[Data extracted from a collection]

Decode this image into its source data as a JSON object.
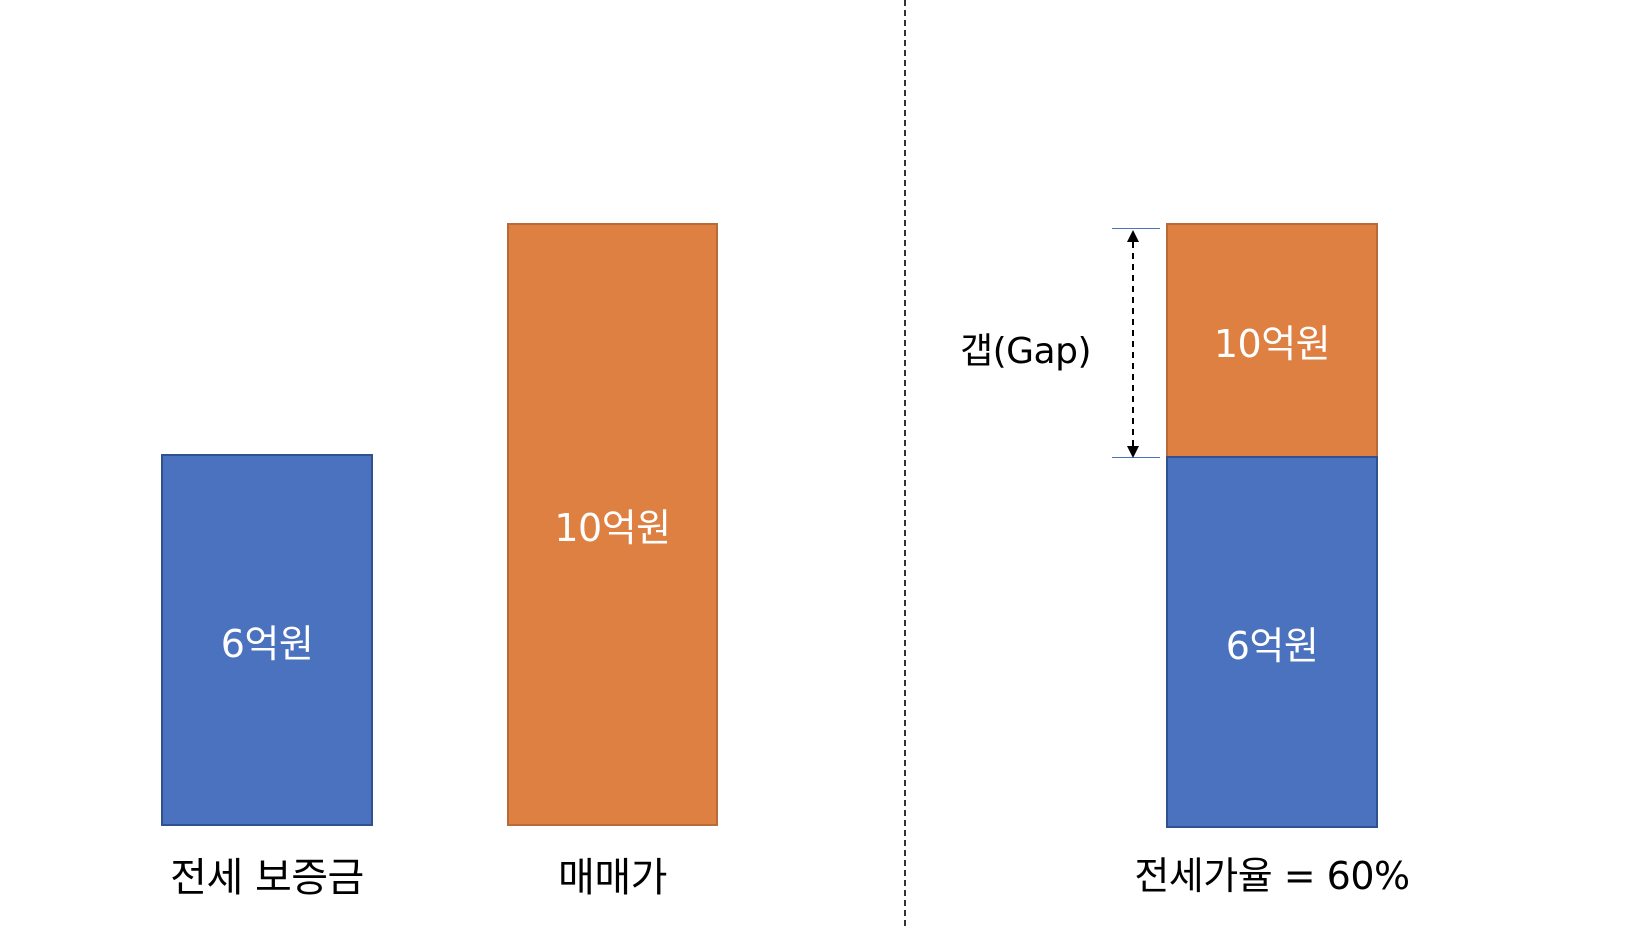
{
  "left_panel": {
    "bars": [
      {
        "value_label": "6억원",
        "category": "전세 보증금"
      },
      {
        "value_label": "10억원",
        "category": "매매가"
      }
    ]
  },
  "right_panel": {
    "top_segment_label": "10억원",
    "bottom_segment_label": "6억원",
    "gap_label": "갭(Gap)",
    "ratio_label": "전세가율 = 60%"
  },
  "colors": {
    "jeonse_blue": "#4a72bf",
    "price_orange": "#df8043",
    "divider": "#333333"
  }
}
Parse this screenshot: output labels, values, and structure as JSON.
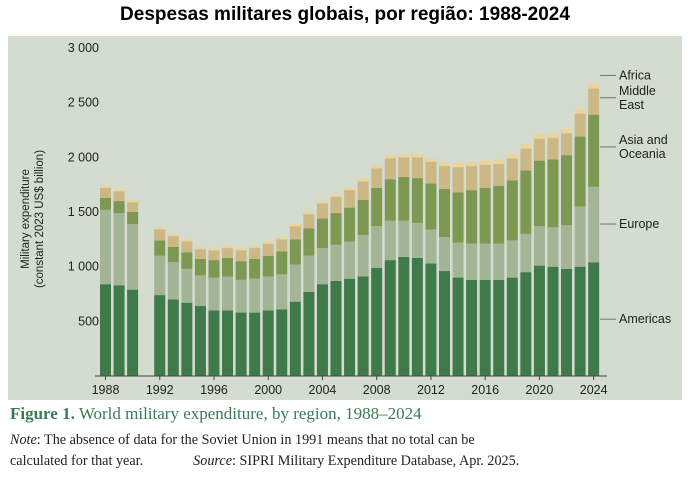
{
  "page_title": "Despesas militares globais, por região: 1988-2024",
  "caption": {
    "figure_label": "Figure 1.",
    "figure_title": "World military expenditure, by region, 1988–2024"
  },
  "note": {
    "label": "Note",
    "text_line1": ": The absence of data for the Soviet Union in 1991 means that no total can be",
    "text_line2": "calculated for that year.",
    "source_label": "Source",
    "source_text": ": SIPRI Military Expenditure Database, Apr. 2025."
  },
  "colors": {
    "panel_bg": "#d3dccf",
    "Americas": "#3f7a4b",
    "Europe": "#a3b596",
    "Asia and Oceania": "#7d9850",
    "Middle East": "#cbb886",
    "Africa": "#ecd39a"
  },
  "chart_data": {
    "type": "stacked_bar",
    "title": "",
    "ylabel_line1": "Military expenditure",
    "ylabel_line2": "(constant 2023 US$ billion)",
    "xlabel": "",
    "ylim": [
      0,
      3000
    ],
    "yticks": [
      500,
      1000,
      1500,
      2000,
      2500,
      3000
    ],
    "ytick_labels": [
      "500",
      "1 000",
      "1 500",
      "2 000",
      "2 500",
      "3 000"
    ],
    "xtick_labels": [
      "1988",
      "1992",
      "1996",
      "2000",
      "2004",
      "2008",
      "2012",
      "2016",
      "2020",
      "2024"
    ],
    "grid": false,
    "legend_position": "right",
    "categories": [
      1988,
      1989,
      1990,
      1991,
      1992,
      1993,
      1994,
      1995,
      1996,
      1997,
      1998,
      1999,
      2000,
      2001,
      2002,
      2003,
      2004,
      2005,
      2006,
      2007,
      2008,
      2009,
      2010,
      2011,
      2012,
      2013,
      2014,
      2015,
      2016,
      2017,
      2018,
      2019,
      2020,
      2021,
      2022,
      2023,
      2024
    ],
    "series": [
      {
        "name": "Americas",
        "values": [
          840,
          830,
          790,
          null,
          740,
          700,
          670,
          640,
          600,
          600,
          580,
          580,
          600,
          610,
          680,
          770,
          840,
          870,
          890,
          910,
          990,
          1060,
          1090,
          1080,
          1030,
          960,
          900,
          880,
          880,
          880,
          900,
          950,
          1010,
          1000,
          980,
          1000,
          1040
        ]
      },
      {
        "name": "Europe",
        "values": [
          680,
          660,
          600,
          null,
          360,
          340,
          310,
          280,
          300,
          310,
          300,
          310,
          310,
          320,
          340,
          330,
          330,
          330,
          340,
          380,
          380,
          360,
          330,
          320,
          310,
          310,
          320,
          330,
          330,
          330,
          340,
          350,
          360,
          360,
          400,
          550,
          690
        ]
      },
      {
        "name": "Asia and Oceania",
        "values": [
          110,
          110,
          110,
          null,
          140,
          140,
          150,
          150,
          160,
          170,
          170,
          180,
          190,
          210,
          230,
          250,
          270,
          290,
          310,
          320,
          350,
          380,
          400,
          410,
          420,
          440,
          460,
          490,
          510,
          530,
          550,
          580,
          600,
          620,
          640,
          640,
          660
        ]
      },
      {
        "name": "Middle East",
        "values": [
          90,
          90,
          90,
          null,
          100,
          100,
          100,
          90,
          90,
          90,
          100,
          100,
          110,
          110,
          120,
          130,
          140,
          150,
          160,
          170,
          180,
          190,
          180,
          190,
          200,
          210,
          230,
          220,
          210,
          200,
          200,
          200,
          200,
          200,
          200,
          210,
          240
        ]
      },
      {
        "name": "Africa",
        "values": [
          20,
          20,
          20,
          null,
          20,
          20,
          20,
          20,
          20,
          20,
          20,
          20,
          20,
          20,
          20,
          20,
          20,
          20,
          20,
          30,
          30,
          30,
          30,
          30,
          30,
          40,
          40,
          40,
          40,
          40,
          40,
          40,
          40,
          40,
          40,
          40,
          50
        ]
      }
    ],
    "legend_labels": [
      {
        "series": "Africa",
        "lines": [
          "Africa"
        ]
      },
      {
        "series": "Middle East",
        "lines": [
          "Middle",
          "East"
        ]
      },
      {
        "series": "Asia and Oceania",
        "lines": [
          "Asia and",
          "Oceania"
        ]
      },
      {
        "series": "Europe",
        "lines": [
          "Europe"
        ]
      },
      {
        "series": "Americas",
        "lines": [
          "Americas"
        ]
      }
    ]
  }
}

* * *

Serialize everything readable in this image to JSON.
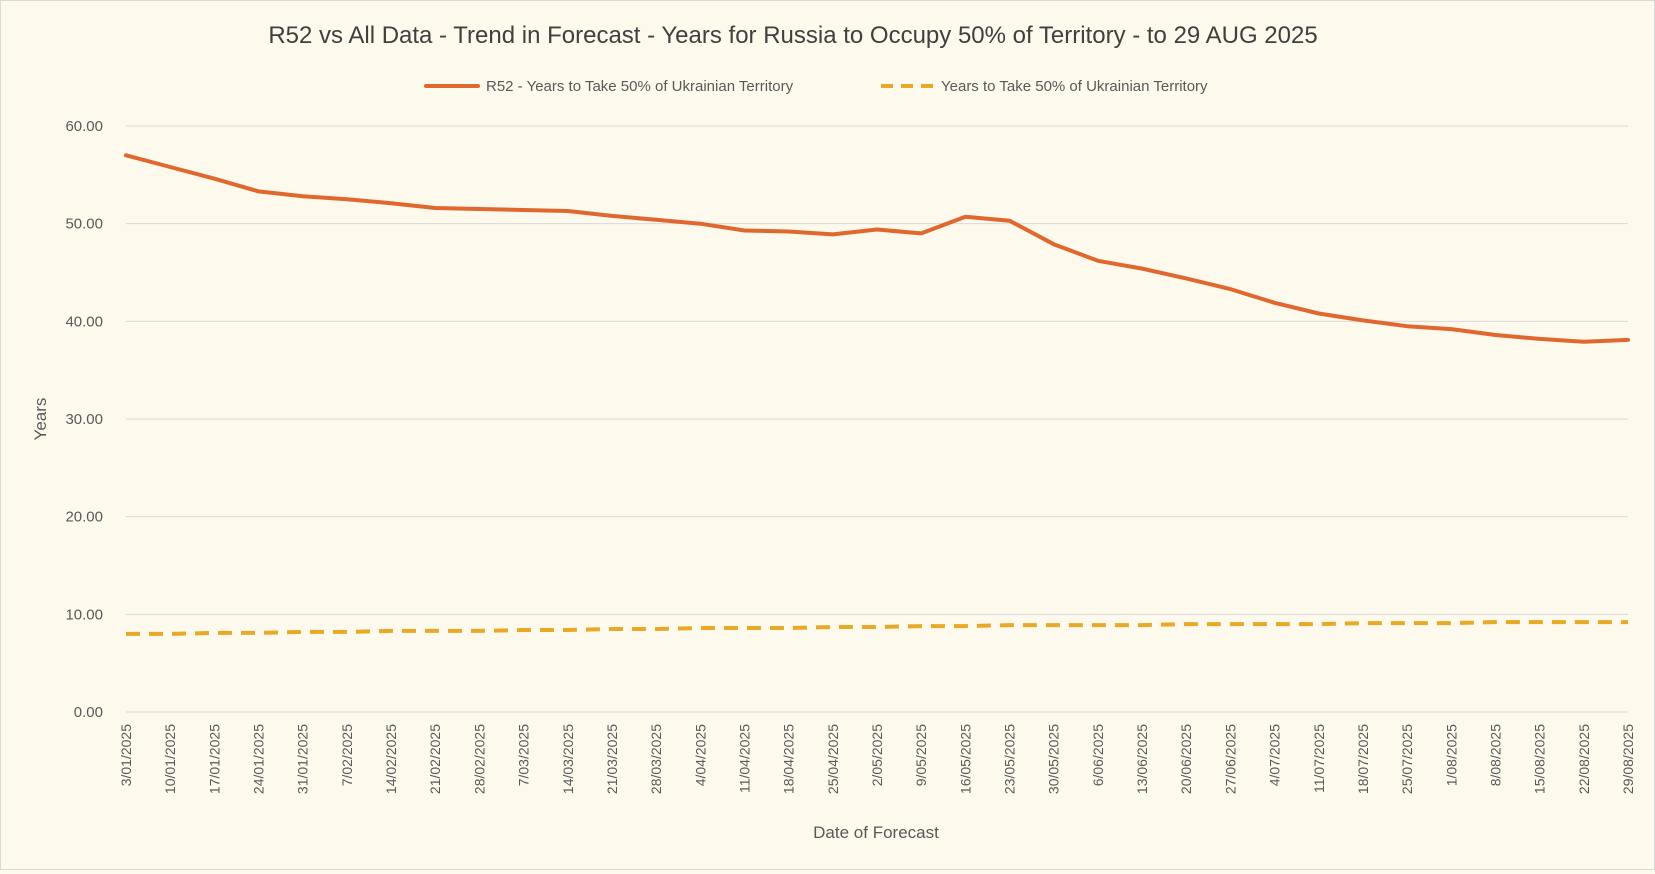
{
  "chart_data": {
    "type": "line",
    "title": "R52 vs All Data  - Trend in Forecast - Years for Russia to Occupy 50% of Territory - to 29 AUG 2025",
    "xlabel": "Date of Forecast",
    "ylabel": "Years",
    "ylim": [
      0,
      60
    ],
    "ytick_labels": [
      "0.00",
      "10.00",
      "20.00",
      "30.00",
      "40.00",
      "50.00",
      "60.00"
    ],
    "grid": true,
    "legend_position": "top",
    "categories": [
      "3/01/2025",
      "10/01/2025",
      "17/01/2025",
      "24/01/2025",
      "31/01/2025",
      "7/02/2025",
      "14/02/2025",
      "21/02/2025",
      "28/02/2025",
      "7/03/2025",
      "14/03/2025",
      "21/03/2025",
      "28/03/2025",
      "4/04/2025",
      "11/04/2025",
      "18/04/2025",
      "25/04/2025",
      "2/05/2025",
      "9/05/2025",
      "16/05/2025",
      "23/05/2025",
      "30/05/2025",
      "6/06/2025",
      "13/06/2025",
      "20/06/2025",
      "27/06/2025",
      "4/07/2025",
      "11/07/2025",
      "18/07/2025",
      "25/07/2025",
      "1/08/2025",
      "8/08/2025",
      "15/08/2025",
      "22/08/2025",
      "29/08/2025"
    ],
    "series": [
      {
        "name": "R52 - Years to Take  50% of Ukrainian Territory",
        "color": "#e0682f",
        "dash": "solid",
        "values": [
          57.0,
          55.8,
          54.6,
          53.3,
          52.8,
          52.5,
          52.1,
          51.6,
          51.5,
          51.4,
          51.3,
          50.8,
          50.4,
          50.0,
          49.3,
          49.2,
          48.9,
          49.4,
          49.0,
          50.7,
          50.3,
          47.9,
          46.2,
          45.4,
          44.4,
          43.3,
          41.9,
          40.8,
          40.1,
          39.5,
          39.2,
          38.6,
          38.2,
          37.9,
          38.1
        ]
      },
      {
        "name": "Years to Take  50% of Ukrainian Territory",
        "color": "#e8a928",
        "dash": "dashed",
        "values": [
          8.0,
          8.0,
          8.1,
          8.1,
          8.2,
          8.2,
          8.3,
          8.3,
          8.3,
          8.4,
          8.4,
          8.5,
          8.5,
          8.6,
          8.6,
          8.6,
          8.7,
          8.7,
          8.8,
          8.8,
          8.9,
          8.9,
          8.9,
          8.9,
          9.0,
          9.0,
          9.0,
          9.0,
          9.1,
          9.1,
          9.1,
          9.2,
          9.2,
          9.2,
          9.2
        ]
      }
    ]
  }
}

» EXERCISE TASK: Pull out all lines in the data above that include "Years".

» PROBLEM SOLUTION:
    "title": "R52 vs All Data  - Trend in Forecast - Years for Russia to Occupy 50% of Territory - to 29 AUG 2025",
    "ylabel": "Years",
        "name": "R52 - Years to Take  50% of Ukrainian Territory",
        "name": "Years to Take  50% of Ukrainian Territory",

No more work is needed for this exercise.